READING PASSAGE >>
....................
3. Animal Farm – George Orwell
It’s usually Nineteen Eighty-Four you see on these must read lists and as much as I do love Nineteen Eighty-Four (I’d recommend either book) I can’t help but think that Animal Farm is more relevant to the politics and hierarchy that we are all familiar with. Nineteen Eighty-Four is more dystopian and outlandish, but Animal Farm really does – in my opinion – sum up the world we live in and the greed and power that can corrupt literally anyone. Orwell based the book on the Russian Revolution but the core beliefs are relevant today and probably always will be. It’s a short book and can easily be read in a day – so read it! As you do you can think about Orwell’s incredibly clever words: all animals are equal, but some animals are more equal than others. Because depressing though it might be, how true it is.
4. To Kill a Mockingbird – Harper Lee
Harper Lee only wrote one novel in her lifetime and To Kill a Mockingbird was it. It’s a testament of how popular and well received it was that the film adaptation was made just two years after publication, as well as winning Lee literary awards such as the Pulitzer. If you haven’t read this book already then you really must do. It’s easy to read, it’s warm, it’s funny and the characters are really alive (probably because most of them were semi-autobiographical). The story is set during the Great Depression of the 1930s, told via tomboy Scout who is the daughter of a lawyer controversially defending a black man on trial for the rape of a white woman. Many life issues such as racism, class, death and loneliness are covered in the book and it is very smart having the story told through the eyes of an innocent kid who doesn’t understand why life is so unfair or strange for some. It’s a must read and also introduces us to one of the loveliest, most level headed, polite and best thinkers in modern day fiction – Atticus Finch.
....................
RECORDS SHOWN >>
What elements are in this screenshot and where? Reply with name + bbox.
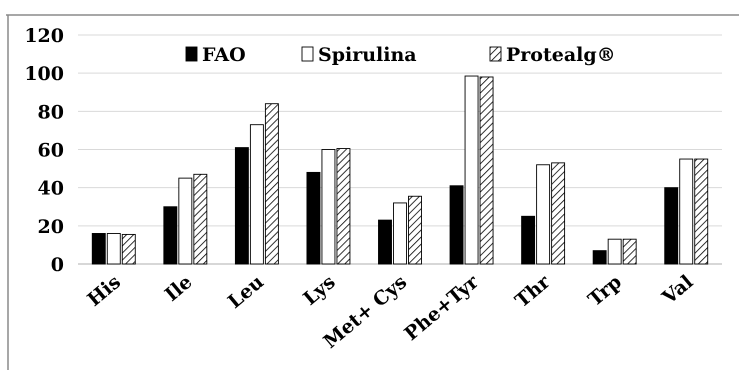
bar-hatched-7: [622, 238, 637, 265]
bar-solid-5: [449, 185, 464, 265]
bars: [91, 75, 709, 265]
bar-solid-4: [378, 219, 392, 265]
bar-white-8: [679, 158, 694, 265]
bar-white-1: [178, 177, 193, 265]
x-tick-label: His: [83, 271, 125, 311]
bar-solid-0: [91, 233, 106, 265]
bar-hatched-1: [193, 173, 208, 265]
legend-label-1: Spirulina: [318, 44, 417, 66]
legend-swatch-0: [185, 46, 198, 62]
x-tick-label: Val: [658, 271, 698, 309]
x-tick-label: Phe+Tyr: [400, 270, 483, 345]
legend-swatch-2: [489, 46, 502, 62]
bar-hatched-6: [551, 162, 566, 265]
bar-hatched-0: [121, 233, 136, 265]
x-tick-label: Leu: [224, 271, 268, 313]
x-tick-label: Thr: [511, 270, 555, 312]
y-tick-label: 20: [38, 216, 64, 238]
y-tick-label: 0: [51, 254, 64, 276]
legend-label-0: FAO: [202, 44, 246, 66]
bar-white-4: [393, 202, 407, 265]
bar-solid-3: [306, 171, 321, 265]
bar-hatched-5: [479, 76, 494, 265]
bar-white-5: [464, 75, 479, 265]
bar-solid-1: [163, 206, 178, 265]
bar-hatched-3: [336, 148, 351, 265]
bar-solid-7: [592, 250, 607, 265]
x-tick-label: Ile: [161, 271, 197, 306]
bar-solid-8: [664, 187, 679, 265]
bar-white-3: [321, 149, 336, 265]
bar-white-2: [249, 124, 264, 265]
y-tick-label: 40: [38, 178, 64, 200]
bar-white-7: [607, 238, 622, 265]
bar-solid-6: [521, 215, 536, 265]
y-tick-label: 120: [24, 25, 64, 47]
x-tick-label: Lys: [299, 271, 340, 310]
bar-white-6: [536, 164, 551, 265]
legend-swatch-1: [301, 46, 314, 62]
y-tick-label: 100: [24, 63, 64, 85]
bar-hatched-4: [408, 195, 422, 265]
legend: FAO Spirulina Protealg®: [185, 44, 616, 66]
y-tick-label: 60: [38, 140, 64, 162]
bar-hatched-2: [264, 103, 279, 265]
y-tick-label: 80: [38, 101, 64, 123]
bar-solid-2: [234, 147, 249, 265]
legend-label-2: Protealg®: [506, 44, 616, 66]
bar-white-0: [106, 233, 121, 265]
bar-hatched-8: [694, 158, 709, 265]
x-tick-label: Trp: [584, 271, 626, 311]
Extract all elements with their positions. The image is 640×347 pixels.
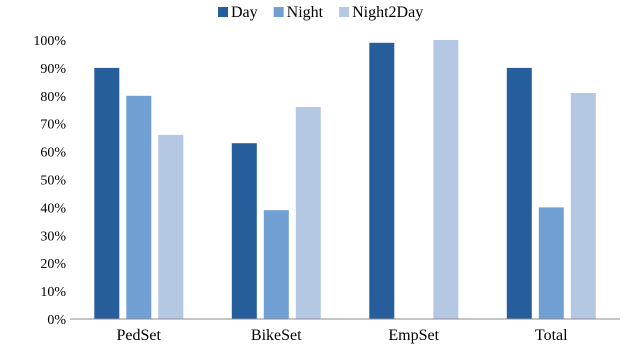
legend: Day Night Night2Day bbox=[218, 4, 423, 21]
bar-day-empset bbox=[369, 42, 395, 320]
y-tick-label: 80% bbox=[40, 90, 66, 105]
y-tick-label: 50% bbox=[40, 174, 66, 189]
x-tick-label: Total bbox=[535, 327, 568, 344]
y-tick-label: 30% bbox=[40, 229, 66, 244]
legend-label-day: Day bbox=[231, 4, 258, 21]
bar-night-total bbox=[538, 207, 564, 319]
legend-swatch-night bbox=[273, 7, 284, 17]
bars bbox=[94, 40, 596, 320]
bar-day-pedset bbox=[94, 67, 120, 320]
bar-night2day-total bbox=[570, 93, 596, 319]
y-tick-label: 40% bbox=[40, 201, 66, 216]
legend-label-night: Night bbox=[287, 4, 324, 21]
y-tick-label: 10% bbox=[40, 285, 66, 300]
legend-swatch-night2day bbox=[339, 7, 350, 17]
bar-day-bikeset bbox=[231, 143, 257, 319]
x-axis: PedSet BikeSet EmpSet Total bbox=[70, 318, 620, 344]
x-tick-label: EmpSet bbox=[388, 327, 439, 344]
legend-label-night2day: Night2Day bbox=[352, 4, 423, 21]
bar-night2day-bikeset bbox=[295, 107, 321, 319]
y-tick-label: 20% bbox=[40, 257, 66, 272]
x-tick-label: PedSet bbox=[117, 327, 162, 344]
y-tick-label: 70% bbox=[40, 118, 66, 133]
bar-night-pedset bbox=[126, 95, 152, 319]
bar-night-bikeset bbox=[263, 210, 289, 319]
x-tick-label: BikeSet bbox=[251, 327, 302, 344]
bar-day-total bbox=[506, 67, 532, 320]
y-tick-label: 100% bbox=[33, 34, 66, 49]
y-tick-label: 90% bbox=[40, 62, 66, 77]
legend-swatch-day bbox=[218, 7, 228, 17]
bar-night2day-pedset bbox=[158, 134, 184, 319]
y-tick-label: 0% bbox=[47, 313, 66, 328]
y-tick-label: 60% bbox=[40, 146, 66, 161]
y-axis: 0% 10% 20% 30% 40% 50% 60% 70% 80% 90% 100% bbox=[33, 34, 66, 328]
bar-night2day-empset bbox=[433, 40, 459, 319]
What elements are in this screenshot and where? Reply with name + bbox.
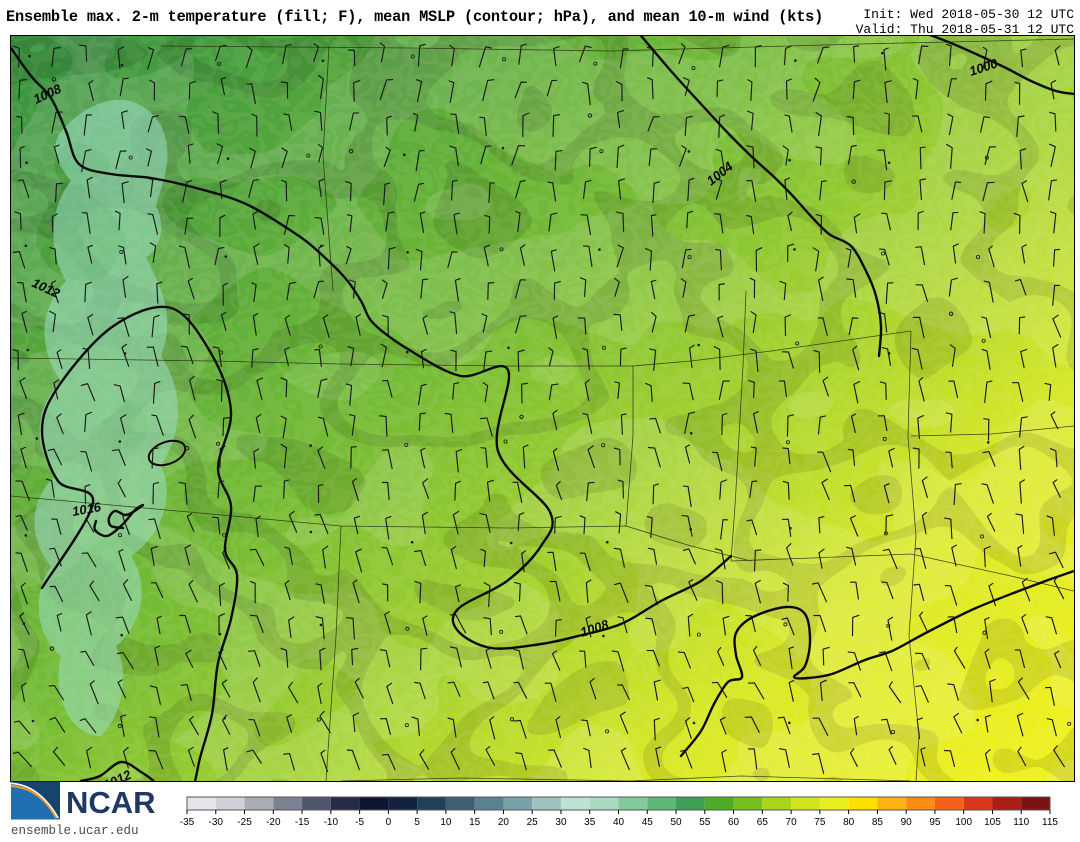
svg-text:10: 10	[440, 817, 452, 828]
svg-text:-30: -30	[209, 817, 224, 828]
svg-text:15: 15	[469, 817, 481, 828]
svg-text:75: 75	[814, 817, 826, 828]
svg-text:NCAR: NCAR	[66, 785, 156, 820]
svg-text:-5: -5	[355, 817, 364, 828]
svg-text:115: 115	[1042, 817, 1058, 828]
svg-text:110: 110	[1013, 817, 1029, 828]
svg-text:-20: -20	[266, 817, 281, 828]
svg-text:-10: -10	[324, 817, 339, 828]
svg-text:65: 65	[757, 817, 769, 828]
svg-text:-25: -25	[237, 817, 252, 828]
svg-text:35: 35	[584, 817, 596, 828]
svg-text:-35: -35	[180, 817, 195, 828]
svg-text:40: 40	[613, 817, 625, 828]
svg-text:105: 105	[984, 817, 1001, 828]
svg-text:0: 0	[386, 817, 392, 828]
svg-text:95: 95	[929, 817, 941, 828]
svg-text:25: 25	[527, 817, 539, 828]
svg-text:50: 50	[670, 817, 682, 828]
svg-text:55: 55	[699, 817, 711, 828]
svg-text:45: 45	[642, 817, 654, 828]
svg-text:20: 20	[498, 817, 510, 828]
svg-text:100: 100	[955, 817, 972, 828]
svg-text:60: 60	[728, 817, 740, 828]
svg-text:80: 80	[843, 817, 855, 828]
svg-text:ensemble.ucar.edu: ensemble.ucar.edu	[11, 824, 139, 838]
svg-text:85: 85	[872, 817, 884, 828]
svg-text:70: 70	[786, 817, 798, 828]
svg-text:90: 90	[901, 817, 913, 828]
svg-text:30: 30	[555, 817, 567, 828]
svg-text:-15: -15	[295, 817, 310, 828]
svg-text:5: 5	[414, 817, 420, 828]
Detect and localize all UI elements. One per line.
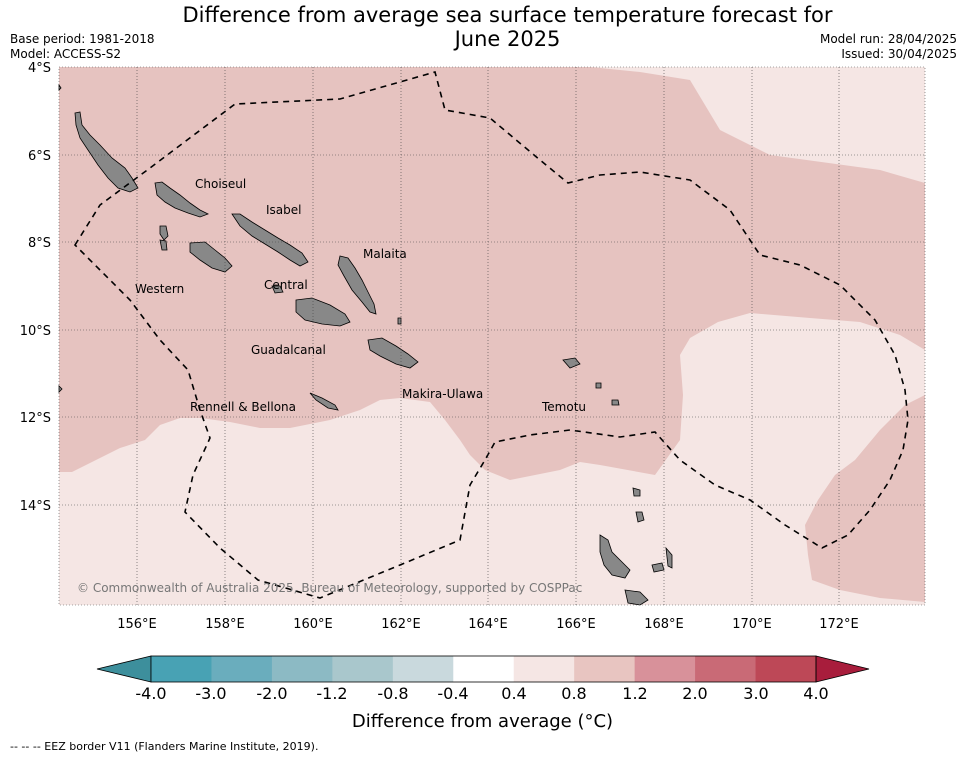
....................
EXERCISE PROMPT >>
Summarize the book recommendations above in three sentences.

WRITTEN ANSWER >>
The text recommends George Orwell's Animal Farm as more relevant than Nineteen Eighty-Four to familiar politics and hierarchy and to the greed and power that can corrupt anyone. It also calls To Kill a Mockingbird, Harper Lee's only novel, a must read that is easy, warm and funny, set during the Great Depression and told through Scout, the daughter of a lawyer defending a black man on trial for the rape of a white woman. That novel covers racism, class, death and loneliness and introduces Atticus Finch, praised as one of the best thinkers in modern fiction.